WHAT THE TASK REQUIRES: Each entry below should be echoed exactly, with pictures omitted.

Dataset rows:
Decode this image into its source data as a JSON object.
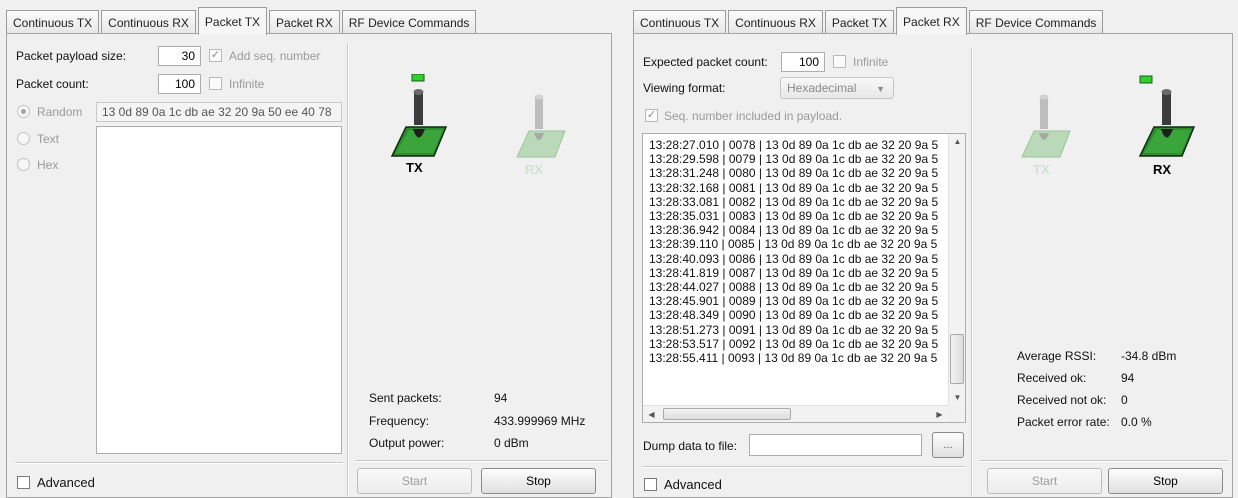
{
  "left": {
    "tabs": [
      "Continuous TX",
      "Continuous RX",
      "Packet TX",
      "Packet RX",
      "RF Device Commands"
    ],
    "active_tab": "Packet TX",
    "payload_size_label": "Packet payload size:",
    "payload_size_value": "30",
    "add_seq_label": "Add seq. number",
    "packet_count_label": "Packet count:",
    "packet_count_value": "100",
    "infinite_label": "Infinite",
    "random_label": "Random",
    "random_value": "13 0d 89 0a 1c db ae 32 20 9a 50 ee 40 78",
    "text_label": "Text",
    "hex_label": "Hex",
    "advanced_label": "Advanced",
    "tx_label": "TX",
    "rx_label": "RX",
    "sent_packets_label": "Sent packets:",
    "sent_packets_value": "94",
    "frequency_label": "Frequency:",
    "frequency_value": "433.999969 MHz",
    "output_power_label": "Output power:",
    "output_power_value": "0 dBm",
    "start_label": "Start",
    "stop_label": "Stop",
    "led_color": "#2fd12f",
    "pcb_color": "#2e8b2e"
  },
  "right": {
    "tabs": [
      "Continuous TX",
      "Continuous RX",
      "Packet TX",
      "Packet RX",
      "RF Device Commands"
    ],
    "active_tab": "Packet RX",
    "expected_count_label": "Expected packet count:",
    "expected_count_value": "100",
    "infinite_label": "Infinite",
    "viewing_format_label": "Viewing format:",
    "viewing_format_value": "Hexadecimal",
    "seq_included_label": "Seq. number included in payload.",
    "log_lines": [
      "13:28:27.010 | 0078 | 13 0d 89 0a 1c db ae 32 20 9a 5",
      "13:28:29.598 | 0079 | 13 0d 89 0a 1c db ae 32 20 9a 5",
      "13:28:31.248 | 0080 | 13 0d 89 0a 1c db ae 32 20 9a 5",
      "13:28:32.168 | 0081 | 13 0d 89 0a 1c db ae 32 20 9a 5",
      "13:28:33.081 | 0082 | 13 0d 89 0a 1c db ae 32 20 9a 5",
      "13:28:35.031 | 0083 | 13 0d 89 0a 1c db ae 32 20 9a 5",
      "13:28:36.942 | 0084 | 13 0d 89 0a 1c db ae 32 20 9a 5",
      "13:28:39.110 | 0085 | 13 0d 89 0a 1c db ae 32 20 9a 5",
      "13:28:40.093 | 0086 | 13 0d 89 0a 1c db ae 32 20 9a 5",
      "13:28:41.819 | 0087 | 13 0d 89 0a 1c db ae 32 20 9a 5",
      "13:28:44.027 | 0088 | 13 0d 89 0a 1c db ae 32 20 9a 5",
      "13:28:45.901 | 0089 | 13 0d 89 0a 1c db ae 32 20 9a 5",
      "13:28:48.349 | 0090 | 13 0d 89 0a 1c db ae 32 20 9a 5",
      "13:28:51.273 | 0091 | 13 0d 89 0a 1c db ae 32 20 9a 5",
      "13:28:53.517 | 0092 | 13 0d 89 0a 1c db ae 32 20 9a 5",
      "13:28:55.411 | 0093 | 13 0d 89 0a 1c db ae 32 20 9a 5"
    ],
    "dump_label": "Dump data to file:",
    "dump_value": "",
    "browse_label": "...",
    "advanced_label": "Advanced",
    "tx_label": "TX",
    "rx_label": "RX",
    "avg_rssi_label": "Average RSSI:",
    "avg_rssi_value": "-34.8 dBm",
    "received_ok_label": "Received ok:",
    "received_ok_value": "94",
    "received_not_ok_label": "Received not ok:",
    "received_not_ok_value": "0",
    "per_label": "Packet error rate:",
    "per_value": "0.0 %",
    "start_label": "Start",
    "stop_label": "Stop",
    "led_color": "#2fd12f",
    "pcb_color": "#2e8b2e"
  }
}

REPLY TO THE TASK:
Decode this image into its source data as a JSON object.
{
  "left": {
    "tabs": [
      "Continuous TX",
      "Continuous RX",
      "Packet TX",
      "Packet RX",
      "RF Device Commands"
    ],
    "active_tab": "Packet TX",
    "payload_size_label": "Packet payload size:",
    "payload_size_value": "30",
    "add_seq_label": "Add seq. number",
    "packet_count_label": "Packet count:",
    "packet_count_value": "100",
    "infinite_label": "Infinite",
    "random_label": "Random",
    "random_value": "13 0d 89 0a 1c db ae 32 20 9a 50 ee 40 78",
    "text_label": "Text",
    "hex_label": "Hex",
    "advanced_label": "Advanced",
    "tx_label": "TX",
    "rx_label": "RX",
    "sent_packets_label": "Sent packets:",
    "sent_packets_value": "94",
    "frequency_label": "Frequency:",
    "frequency_value": "433.999969 MHz",
    "output_power_label": "Output power:",
    "output_power_value": "0 dBm",
    "start_label": "Start",
    "stop_label": "Stop",
    "led_color": "#2fd12f",
    "pcb_color": "#2e8b2e"
  },
  "right": {
    "tabs": [
      "Continuous TX",
      "Continuous RX",
      "Packet TX",
      "Packet RX",
      "RF Device Commands"
    ],
    "active_tab": "Packet RX",
    "expected_count_label": "Expected packet count:",
    "expected_count_value": "100",
    "infinite_label": "Infinite",
    "viewing_format_label": "Viewing format:",
    "viewing_format_value": "Hexadecimal",
    "seq_included_label": "Seq. number included in payload.",
    "log_lines": [
      "13:28:27.010 | 0078 | 13 0d 89 0a 1c db ae 32 20 9a 5",
      "13:28:29.598 | 0079 | 13 0d 89 0a 1c db ae 32 20 9a 5",
      "13:28:31.248 | 0080 | 13 0d 89 0a 1c db ae 32 20 9a 5",
      "13:28:32.168 | 0081 | 13 0d 89 0a 1c db ae 32 20 9a 5",
      "13:28:33.081 | 0082 | 13 0d 89 0a 1c db ae 32 20 9a 5",
      "13:28:35.031 | 0083 | 13 0d 89 0a 1c db ae 32 20 9a 5",
      "13:28:36.942 | 0084 | 13 0d 89 0a 1c db ae 32 20 9a 5",
      "13:28:39.110 | 0085 | 13 0d 89 0a 1c db ae 32 20 9a 5",
      "13:28:40.093 | 0086 | 13 0d 89 0a 1c db ae 32 20 9a 5",
      "13:28:41.819 | 0087 | 13 0d 89 0a 1c db ae 32 20 9a 5",
      "13:28:44.027 | 0088 | 13 0d 89 0a 1c db ae 32 20 9a 5",
      "13:28:45.901 | 0089 | 13 0d 89 0a 1c db ae 32 20 9a 5",
      "13:28:48.349 | 0090 | 13 0d 89 0a 1c db ae 32 20 9a 5",
      "13:28:51.273 | 0091 | 13 0d 89 0a 1c db ae 32 20 9a 5",
      "13:28:53.517 | 0092 | 13 0d 89 0a 1c db ae 32 20 9a 5",
      "13:28:55.411 | 0093 | 13 0d 89 0a 1c db ae 32 20 9a 5"
    ],
    "dump_label": "Dump data to file:",
    "dump_value": "",
    "browse_label": "...",
    "advanced_label": "Advanced",
    "tx_label": "TX",
    "rx_label": "RX",
    "avg_rssi_label": "Average RSSI:",
    "avg_rssi_value": "-34.8 dBm",
    "received_ok_label": "Received ok:",
    "received_ok_value": "94",
    "received_not_ok_label": "Received not ok:",
    "received_not_ok_value": "0",
    "per_label": "Packet error rate:",
    "per_value": "0.0 %",
    "start_label": "Start",
    "stop_label": "Stop",
    "led_color": "#2fd12f",
    "pcb_color": "#2e8b2e"
  }
}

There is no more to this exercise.